Stored dataset items:
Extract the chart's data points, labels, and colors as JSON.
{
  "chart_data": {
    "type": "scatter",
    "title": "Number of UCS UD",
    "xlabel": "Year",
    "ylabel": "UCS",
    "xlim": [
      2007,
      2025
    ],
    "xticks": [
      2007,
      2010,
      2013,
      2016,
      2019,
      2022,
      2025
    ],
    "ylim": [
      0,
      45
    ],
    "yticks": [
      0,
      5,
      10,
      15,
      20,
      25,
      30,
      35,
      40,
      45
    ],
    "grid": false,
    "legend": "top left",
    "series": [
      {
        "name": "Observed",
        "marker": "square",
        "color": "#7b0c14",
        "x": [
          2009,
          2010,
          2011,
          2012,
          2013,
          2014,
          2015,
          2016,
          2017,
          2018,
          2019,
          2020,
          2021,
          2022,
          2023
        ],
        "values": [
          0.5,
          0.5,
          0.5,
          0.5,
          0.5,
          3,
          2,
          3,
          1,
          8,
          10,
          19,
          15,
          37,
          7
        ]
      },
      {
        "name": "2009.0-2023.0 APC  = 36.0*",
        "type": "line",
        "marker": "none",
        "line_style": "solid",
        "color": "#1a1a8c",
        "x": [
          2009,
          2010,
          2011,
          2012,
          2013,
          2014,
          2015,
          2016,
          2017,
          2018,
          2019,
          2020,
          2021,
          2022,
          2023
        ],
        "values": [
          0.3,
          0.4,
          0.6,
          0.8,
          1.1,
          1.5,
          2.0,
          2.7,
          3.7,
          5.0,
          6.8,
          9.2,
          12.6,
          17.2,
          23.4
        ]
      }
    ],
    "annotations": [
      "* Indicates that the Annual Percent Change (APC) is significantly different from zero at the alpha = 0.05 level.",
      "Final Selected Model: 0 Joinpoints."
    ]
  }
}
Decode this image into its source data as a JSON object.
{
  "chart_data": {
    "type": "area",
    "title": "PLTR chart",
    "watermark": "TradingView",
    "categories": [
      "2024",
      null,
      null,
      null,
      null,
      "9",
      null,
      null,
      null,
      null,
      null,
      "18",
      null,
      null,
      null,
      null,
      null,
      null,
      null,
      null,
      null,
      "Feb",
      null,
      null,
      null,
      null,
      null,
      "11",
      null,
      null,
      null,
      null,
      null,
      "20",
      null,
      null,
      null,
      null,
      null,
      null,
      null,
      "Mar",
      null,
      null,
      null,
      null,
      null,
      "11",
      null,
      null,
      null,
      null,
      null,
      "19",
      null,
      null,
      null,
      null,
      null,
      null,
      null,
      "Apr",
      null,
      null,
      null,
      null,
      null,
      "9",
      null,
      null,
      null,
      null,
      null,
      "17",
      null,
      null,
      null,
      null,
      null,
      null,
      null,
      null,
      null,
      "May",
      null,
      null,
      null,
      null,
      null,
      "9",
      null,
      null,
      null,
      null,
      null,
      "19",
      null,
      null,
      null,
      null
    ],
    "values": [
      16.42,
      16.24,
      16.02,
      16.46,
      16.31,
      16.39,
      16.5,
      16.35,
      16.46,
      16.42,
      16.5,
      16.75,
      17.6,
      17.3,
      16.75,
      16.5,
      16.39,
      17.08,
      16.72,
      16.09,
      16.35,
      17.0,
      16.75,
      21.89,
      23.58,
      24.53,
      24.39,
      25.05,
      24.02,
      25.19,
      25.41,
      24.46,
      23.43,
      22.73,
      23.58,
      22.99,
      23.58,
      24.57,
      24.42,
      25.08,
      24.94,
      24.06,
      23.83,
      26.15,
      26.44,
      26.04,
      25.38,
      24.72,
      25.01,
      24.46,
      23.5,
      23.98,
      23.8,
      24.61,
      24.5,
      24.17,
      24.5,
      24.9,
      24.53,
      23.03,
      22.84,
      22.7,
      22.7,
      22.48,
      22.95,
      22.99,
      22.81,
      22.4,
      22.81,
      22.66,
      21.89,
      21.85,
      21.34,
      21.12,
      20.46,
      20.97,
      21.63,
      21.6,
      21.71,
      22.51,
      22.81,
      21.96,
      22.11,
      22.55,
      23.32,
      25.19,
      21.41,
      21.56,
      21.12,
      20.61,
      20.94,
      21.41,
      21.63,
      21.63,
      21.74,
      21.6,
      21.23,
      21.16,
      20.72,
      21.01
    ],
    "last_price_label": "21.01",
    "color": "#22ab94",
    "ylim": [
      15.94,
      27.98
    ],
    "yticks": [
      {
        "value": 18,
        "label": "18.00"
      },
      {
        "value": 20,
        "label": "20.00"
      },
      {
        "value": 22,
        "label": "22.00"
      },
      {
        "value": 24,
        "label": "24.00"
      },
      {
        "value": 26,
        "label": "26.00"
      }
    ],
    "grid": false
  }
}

**Aim of the task:** Pull out every line of the entries that includes the word "title".

**The reply:**
    "title": "Number of UCS UD",
    "title": "PLTR chart",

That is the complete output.